** begin SOURCE RECORDS **

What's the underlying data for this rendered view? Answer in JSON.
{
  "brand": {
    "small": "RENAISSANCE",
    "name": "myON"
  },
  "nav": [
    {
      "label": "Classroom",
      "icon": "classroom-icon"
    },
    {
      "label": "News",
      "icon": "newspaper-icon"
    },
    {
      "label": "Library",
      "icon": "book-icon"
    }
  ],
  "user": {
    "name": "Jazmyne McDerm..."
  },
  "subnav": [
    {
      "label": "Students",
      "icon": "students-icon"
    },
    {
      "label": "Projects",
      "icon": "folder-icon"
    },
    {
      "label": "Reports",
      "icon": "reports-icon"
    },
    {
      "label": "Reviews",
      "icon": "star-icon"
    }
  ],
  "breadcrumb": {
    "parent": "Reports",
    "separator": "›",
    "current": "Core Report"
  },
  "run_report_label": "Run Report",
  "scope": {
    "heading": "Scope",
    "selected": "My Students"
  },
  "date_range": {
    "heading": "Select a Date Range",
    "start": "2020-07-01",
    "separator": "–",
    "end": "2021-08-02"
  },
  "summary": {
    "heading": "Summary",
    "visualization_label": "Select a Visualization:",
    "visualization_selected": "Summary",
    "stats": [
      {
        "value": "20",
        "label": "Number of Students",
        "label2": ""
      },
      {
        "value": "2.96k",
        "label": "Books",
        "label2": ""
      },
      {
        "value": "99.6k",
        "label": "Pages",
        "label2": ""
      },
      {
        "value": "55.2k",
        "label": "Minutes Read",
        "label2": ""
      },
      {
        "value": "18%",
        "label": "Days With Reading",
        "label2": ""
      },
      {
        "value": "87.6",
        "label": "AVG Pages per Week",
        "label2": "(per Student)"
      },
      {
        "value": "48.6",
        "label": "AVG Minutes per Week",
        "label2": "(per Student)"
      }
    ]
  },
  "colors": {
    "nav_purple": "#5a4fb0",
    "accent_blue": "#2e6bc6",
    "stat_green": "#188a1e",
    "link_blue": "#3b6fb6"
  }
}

** end SOURCE RECORDS **

WORK TO BE COMPLETED » Output every line above without altering anything.

THE OUTPUT »
What's the underlying data for this rendered view? Answer in JSON.
{
  "brand": {
    "small": "RENAISSANCE",
    "name": "myON"
  },
  "nav": [
    {
      "label": "Classroom",
      "icon": "classroom-icon"
    },
    {
      "label": "News",
      "icon": "newspaper-icon"
    },
    {
      "label": "Library",
      "icon": "book-icon"
    }
  ],
  "user": {
    "name": "Jazmyne McDerm..."
  },
  "subnav": [
    {
      "label": "Students",
      "icon": "students-icon"
    },
    {
      "label": "Projects",
      "icon": "folder-icon"
    },
    {
      "label": "Reports",
      "icon": "reports-icon"
    },
    {
      "label": "Reviews",
      "icon": "star-icon"
    }
  ],
  "breadcrumb": {
    "parent": "Reports",
    "separator": "›",
    "current": "Core Report"
  },
  "run_report_label": "Run Report",
  "scope": {
    "heading": "Scope",
    "selected": "My Students"
  },
  "date_range": {
    "heading": "Select a Date Range",
    "start": "2020-07-01",
    "separator": "–",
    "end": "2021-08-02"
  },
  "summary": {
    "heading": "Summary",
    "visualization_label": "Select a Visualization:",
    "visualization_selected": "Summary",
    "stats": [
      {
        "value": "20",
        "label": "Number of Students",
        "label2": ""
      },
      {
        "value": "2.96k",
        "label": "Books",
        "label2": ""
      },
      {
        "value": "99.6k",
        "label": "Pages",
        "label2": ""
      },
      {
        "value": "55.2k",
        "label": "Minutes Read",
        "label2": ""
      },
      {
        "value": "18%",
        "label": "Days With Reading",
        "label2": ""
      },
      {
        "value": "87.6",
        "label": "AVG Pages per Week",
        "label2": "(per Student)"
      },
      {
        "value": "48.6",
        "label": "AVG Minutes per Week",
        "label2": "(per Student)"
      }
    ]
  },
  "colors": {
    "nav_purple": "#5a4fb0",
    "accent_blue": "#2e6bc6",
    "stat_green": "#188a1e",
    "link_blue": "#3b6fb6"
  }
}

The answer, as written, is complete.